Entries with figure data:
+ + + +

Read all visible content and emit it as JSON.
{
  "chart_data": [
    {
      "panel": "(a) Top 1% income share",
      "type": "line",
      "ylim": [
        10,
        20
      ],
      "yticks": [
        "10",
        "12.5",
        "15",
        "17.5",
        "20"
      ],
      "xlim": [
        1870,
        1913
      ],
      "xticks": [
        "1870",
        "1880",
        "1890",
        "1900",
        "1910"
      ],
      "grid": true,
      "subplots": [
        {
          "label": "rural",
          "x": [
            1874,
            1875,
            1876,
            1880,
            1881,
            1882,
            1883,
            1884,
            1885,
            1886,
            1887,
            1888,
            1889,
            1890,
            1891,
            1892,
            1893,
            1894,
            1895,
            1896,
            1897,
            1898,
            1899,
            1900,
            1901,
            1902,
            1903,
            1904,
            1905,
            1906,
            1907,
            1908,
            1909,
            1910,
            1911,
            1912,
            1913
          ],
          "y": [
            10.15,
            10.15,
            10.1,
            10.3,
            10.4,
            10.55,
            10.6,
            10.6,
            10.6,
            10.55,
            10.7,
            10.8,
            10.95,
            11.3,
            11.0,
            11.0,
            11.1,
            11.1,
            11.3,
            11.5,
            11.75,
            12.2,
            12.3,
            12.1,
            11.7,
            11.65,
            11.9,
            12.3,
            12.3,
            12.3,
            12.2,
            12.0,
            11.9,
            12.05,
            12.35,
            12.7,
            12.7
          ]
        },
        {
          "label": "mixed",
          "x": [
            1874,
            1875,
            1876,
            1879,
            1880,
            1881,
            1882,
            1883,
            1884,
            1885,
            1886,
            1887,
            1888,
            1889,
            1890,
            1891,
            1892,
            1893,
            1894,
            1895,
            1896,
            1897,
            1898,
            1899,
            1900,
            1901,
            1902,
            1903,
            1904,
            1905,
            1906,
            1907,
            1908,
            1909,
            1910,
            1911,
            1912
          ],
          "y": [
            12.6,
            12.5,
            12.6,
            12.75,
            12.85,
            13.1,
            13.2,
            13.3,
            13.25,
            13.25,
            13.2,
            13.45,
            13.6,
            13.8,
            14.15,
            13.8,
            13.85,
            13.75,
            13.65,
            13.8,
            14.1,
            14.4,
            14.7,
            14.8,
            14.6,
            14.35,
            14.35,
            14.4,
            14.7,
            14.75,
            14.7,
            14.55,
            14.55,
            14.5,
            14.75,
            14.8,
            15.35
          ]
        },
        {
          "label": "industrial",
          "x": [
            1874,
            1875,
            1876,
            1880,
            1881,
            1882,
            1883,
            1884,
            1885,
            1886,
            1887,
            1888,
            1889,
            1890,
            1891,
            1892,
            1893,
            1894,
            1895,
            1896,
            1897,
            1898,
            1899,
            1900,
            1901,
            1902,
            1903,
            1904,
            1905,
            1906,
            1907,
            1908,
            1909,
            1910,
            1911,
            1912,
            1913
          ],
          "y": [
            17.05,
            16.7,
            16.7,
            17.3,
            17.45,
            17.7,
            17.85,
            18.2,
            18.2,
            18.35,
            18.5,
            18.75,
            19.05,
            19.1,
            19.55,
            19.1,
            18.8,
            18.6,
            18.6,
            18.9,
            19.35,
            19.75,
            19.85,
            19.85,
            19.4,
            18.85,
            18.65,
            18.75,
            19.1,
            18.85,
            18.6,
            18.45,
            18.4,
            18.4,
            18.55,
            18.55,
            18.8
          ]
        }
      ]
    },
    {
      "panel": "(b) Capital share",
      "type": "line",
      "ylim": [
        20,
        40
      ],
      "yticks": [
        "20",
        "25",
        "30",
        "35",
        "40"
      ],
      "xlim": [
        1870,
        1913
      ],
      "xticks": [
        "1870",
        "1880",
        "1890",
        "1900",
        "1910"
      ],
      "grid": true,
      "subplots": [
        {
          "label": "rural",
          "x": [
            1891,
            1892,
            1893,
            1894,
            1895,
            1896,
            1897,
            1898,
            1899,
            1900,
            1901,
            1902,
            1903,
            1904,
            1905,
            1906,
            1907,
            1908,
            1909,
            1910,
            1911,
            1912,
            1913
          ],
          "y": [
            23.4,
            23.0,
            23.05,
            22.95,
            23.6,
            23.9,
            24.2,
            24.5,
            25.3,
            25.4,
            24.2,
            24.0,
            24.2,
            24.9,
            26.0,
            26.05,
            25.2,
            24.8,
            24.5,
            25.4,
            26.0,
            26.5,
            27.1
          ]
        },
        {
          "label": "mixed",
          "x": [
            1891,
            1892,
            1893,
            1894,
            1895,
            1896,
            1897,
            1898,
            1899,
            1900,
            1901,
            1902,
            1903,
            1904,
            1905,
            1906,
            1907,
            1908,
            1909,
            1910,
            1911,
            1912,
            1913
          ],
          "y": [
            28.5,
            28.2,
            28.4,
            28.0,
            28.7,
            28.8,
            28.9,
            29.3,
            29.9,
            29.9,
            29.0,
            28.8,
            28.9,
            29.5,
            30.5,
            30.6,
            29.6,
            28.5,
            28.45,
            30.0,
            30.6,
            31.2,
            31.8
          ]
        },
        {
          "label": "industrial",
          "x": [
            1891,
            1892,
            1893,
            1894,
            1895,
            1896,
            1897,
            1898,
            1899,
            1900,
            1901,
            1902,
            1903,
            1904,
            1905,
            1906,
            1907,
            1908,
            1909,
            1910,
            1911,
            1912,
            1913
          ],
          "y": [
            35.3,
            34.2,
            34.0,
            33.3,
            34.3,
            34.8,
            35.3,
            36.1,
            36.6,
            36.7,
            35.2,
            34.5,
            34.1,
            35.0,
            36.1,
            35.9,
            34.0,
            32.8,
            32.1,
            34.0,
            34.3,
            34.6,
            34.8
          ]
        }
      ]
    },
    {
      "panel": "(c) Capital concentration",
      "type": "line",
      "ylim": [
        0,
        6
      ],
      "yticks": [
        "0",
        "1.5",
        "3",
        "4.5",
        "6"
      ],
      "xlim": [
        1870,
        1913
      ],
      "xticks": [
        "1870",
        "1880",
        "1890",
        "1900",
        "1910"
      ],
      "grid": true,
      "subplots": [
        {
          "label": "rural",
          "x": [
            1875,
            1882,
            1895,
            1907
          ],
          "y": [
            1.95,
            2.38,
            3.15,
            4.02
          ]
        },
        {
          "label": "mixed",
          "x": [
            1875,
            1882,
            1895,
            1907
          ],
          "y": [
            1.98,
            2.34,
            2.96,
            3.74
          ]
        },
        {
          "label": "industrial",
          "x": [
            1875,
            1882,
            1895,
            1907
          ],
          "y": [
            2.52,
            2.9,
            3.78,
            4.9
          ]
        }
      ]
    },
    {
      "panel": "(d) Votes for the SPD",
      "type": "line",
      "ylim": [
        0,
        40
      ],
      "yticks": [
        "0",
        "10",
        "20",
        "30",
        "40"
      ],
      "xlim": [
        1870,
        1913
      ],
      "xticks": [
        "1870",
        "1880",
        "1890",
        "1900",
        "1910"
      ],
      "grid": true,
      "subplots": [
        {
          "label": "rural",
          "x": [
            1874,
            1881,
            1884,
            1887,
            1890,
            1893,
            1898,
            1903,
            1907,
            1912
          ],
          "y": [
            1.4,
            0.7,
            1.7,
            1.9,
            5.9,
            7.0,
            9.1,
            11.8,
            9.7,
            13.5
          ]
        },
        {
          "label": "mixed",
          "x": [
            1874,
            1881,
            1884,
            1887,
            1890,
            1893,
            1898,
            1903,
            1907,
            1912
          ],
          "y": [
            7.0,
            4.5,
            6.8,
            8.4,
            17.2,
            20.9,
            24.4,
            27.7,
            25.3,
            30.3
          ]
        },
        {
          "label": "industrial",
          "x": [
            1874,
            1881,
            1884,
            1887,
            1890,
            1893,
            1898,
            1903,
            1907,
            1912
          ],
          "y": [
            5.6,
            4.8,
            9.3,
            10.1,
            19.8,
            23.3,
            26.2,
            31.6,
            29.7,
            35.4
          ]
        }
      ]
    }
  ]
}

+ + + +

What number of lines in the records contain the word "share"? Answer with that number alone.

2